> _Exercise goal_
Can you pull out each line of the data below that includes the word "following"?

------ Excerpted data ------

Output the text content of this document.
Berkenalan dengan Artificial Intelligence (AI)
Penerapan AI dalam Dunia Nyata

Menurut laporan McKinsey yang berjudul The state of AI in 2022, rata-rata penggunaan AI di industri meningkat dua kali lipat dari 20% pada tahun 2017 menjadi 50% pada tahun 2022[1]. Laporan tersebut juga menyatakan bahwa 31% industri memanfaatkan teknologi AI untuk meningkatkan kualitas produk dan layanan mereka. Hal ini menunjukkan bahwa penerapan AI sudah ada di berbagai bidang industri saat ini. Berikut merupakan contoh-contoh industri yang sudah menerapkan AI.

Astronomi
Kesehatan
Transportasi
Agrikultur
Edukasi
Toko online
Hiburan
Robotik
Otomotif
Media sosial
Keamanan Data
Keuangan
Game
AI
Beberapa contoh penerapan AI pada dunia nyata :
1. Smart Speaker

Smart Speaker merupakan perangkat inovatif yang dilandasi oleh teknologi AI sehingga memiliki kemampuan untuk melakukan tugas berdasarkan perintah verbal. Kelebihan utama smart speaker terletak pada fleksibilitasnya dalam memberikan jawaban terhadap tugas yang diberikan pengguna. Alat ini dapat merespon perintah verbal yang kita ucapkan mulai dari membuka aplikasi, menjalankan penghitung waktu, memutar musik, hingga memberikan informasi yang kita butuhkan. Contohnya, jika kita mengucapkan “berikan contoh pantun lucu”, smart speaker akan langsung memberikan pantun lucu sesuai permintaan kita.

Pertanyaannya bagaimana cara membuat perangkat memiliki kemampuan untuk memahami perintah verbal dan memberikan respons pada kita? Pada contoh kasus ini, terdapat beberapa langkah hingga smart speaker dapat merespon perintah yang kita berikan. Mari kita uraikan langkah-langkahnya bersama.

------
------ Excerpted data ------

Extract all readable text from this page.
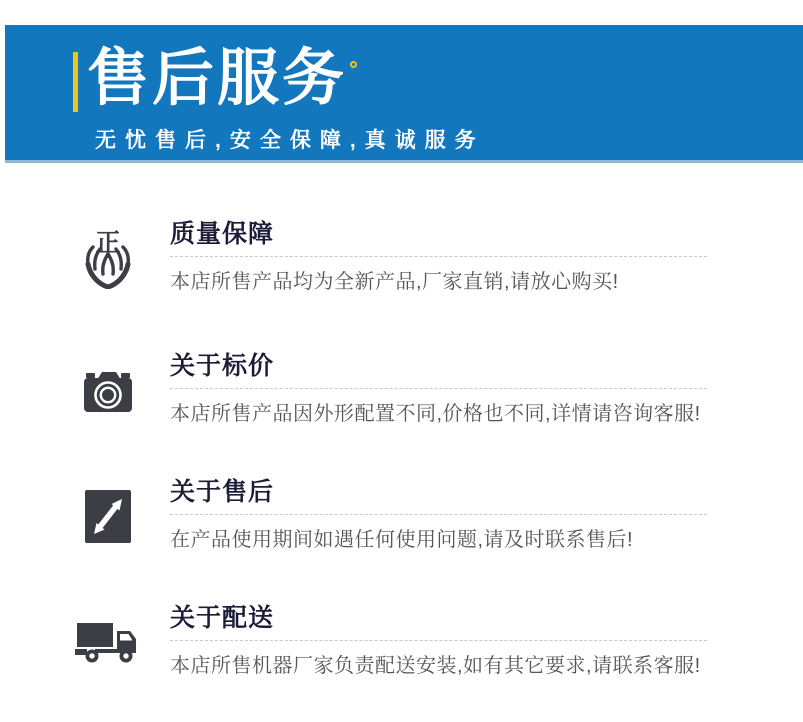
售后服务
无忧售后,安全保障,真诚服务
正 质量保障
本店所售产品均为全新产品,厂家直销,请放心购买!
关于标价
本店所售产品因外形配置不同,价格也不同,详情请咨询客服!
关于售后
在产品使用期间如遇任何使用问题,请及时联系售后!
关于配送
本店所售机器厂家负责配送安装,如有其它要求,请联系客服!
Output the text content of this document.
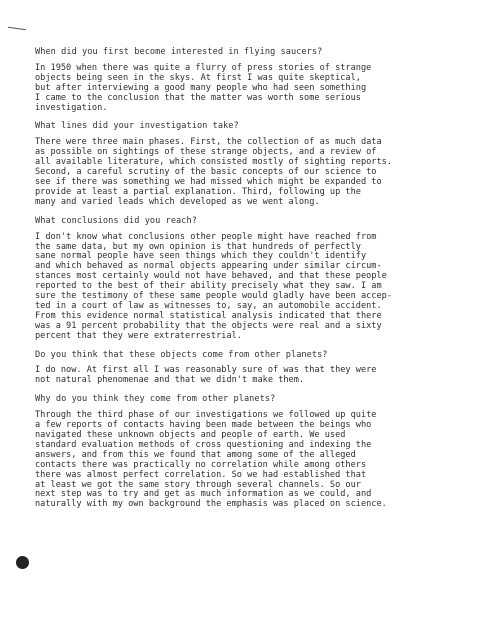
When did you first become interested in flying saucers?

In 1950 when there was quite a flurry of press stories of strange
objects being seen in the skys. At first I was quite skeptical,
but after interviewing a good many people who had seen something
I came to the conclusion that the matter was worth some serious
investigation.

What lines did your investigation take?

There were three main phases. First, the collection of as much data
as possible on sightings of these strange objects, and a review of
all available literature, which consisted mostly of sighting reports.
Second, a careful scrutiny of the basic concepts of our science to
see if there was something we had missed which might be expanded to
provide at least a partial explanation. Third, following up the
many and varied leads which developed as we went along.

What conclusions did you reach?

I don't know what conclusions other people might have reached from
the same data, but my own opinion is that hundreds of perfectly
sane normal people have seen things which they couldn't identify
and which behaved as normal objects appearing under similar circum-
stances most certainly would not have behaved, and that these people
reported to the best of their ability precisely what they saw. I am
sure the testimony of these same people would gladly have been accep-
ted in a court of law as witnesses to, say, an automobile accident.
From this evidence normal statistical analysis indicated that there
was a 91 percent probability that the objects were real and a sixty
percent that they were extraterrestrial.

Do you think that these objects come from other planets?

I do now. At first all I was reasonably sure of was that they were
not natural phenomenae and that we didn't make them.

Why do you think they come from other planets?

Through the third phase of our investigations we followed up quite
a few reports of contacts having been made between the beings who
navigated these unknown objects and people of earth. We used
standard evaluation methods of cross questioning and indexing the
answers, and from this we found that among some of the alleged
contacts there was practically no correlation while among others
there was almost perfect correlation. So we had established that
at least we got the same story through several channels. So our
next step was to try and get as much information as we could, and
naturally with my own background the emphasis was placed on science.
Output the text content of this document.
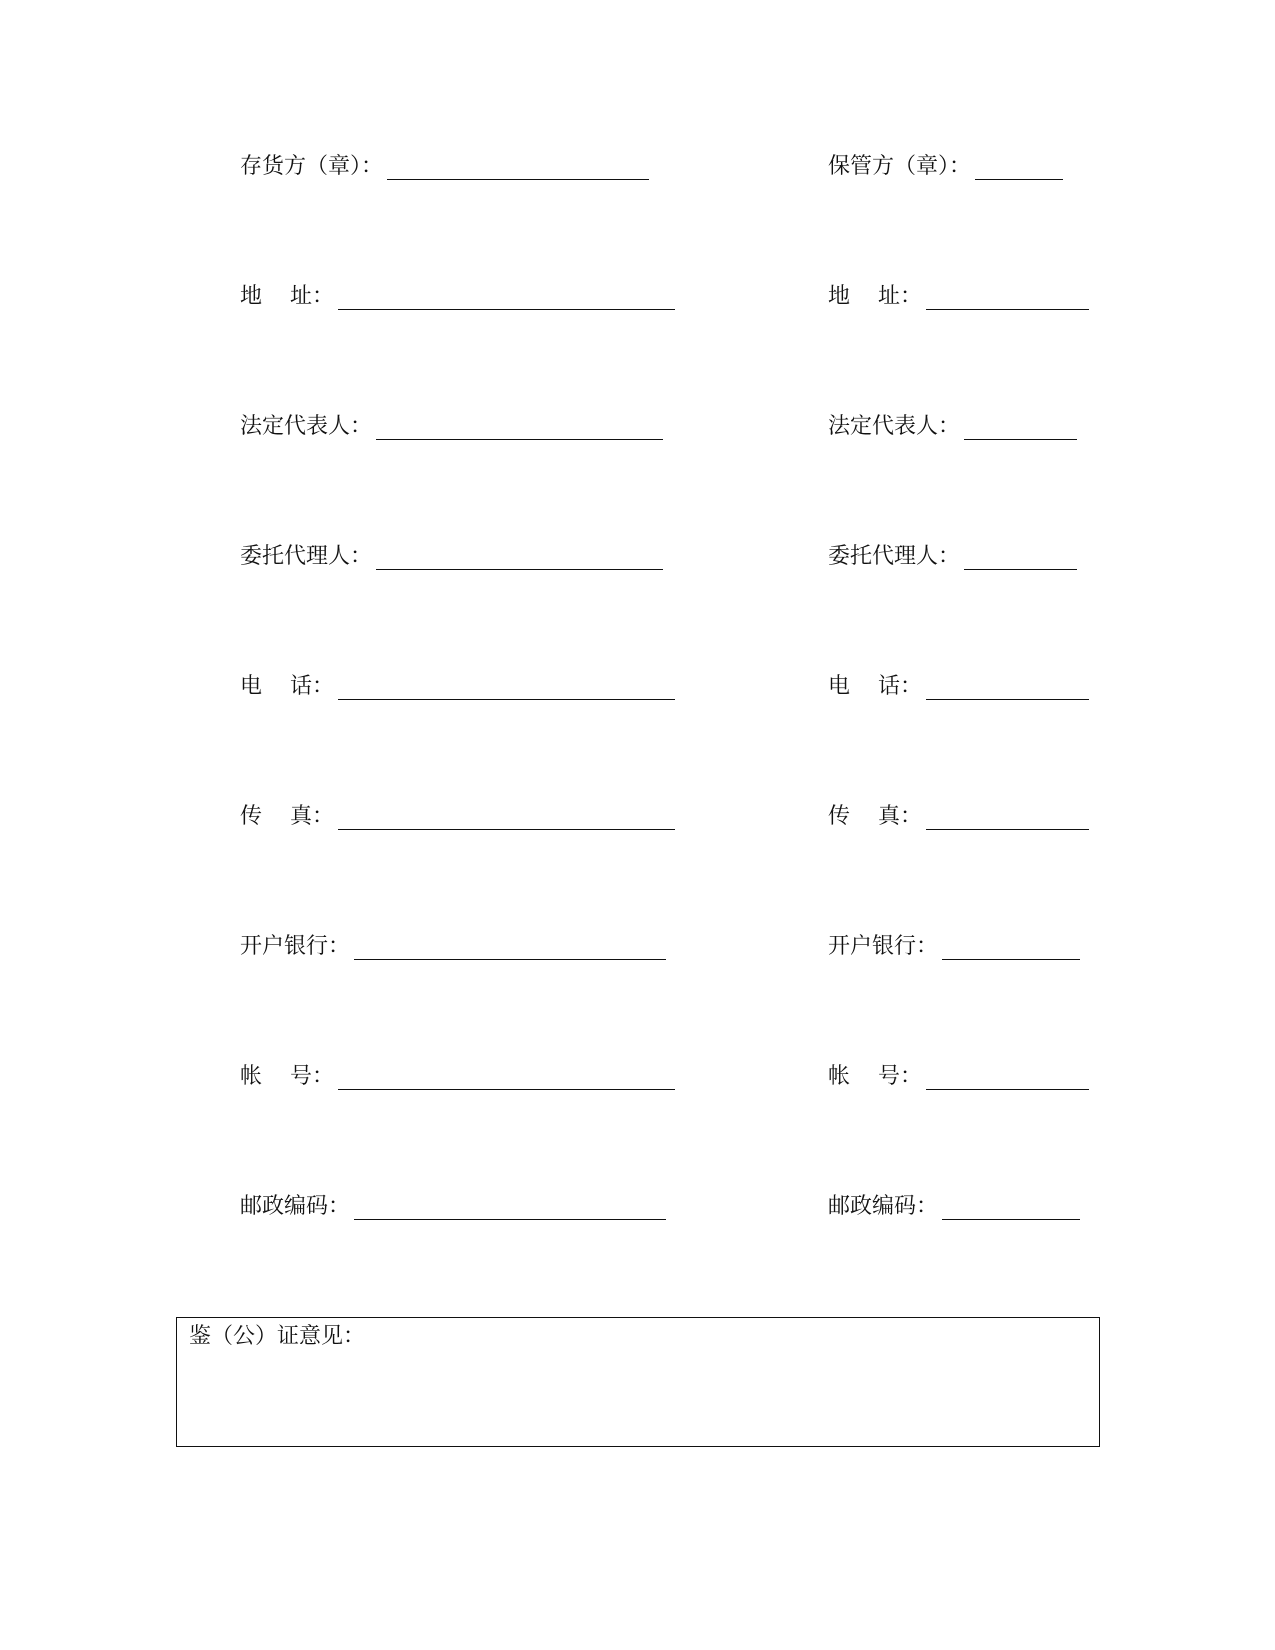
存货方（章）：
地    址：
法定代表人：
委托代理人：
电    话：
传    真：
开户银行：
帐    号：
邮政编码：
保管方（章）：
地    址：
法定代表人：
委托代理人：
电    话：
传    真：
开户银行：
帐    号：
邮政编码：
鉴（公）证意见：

------
------ Excerpted data ------

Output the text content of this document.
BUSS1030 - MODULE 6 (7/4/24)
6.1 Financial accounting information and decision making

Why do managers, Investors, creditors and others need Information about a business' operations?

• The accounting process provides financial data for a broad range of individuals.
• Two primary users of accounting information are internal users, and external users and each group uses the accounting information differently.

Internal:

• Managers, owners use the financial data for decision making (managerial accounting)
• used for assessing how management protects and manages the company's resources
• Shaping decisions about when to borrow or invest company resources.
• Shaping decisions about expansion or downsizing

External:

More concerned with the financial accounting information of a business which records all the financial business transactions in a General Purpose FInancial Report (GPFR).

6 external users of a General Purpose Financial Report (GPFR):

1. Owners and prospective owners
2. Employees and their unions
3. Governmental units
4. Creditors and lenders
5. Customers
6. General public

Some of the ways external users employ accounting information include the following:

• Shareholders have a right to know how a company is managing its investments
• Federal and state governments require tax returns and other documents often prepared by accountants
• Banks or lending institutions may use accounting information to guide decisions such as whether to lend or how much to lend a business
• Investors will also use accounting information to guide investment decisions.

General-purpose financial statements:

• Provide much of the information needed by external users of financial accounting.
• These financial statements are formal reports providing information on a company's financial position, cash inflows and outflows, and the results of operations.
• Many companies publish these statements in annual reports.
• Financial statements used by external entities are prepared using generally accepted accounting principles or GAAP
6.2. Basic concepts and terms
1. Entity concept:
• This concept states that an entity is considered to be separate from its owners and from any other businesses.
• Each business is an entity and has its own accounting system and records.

------

> _The result_
provide at least a partial explanation. Third, following up the
Some of the ways external users employ accounting information include the following:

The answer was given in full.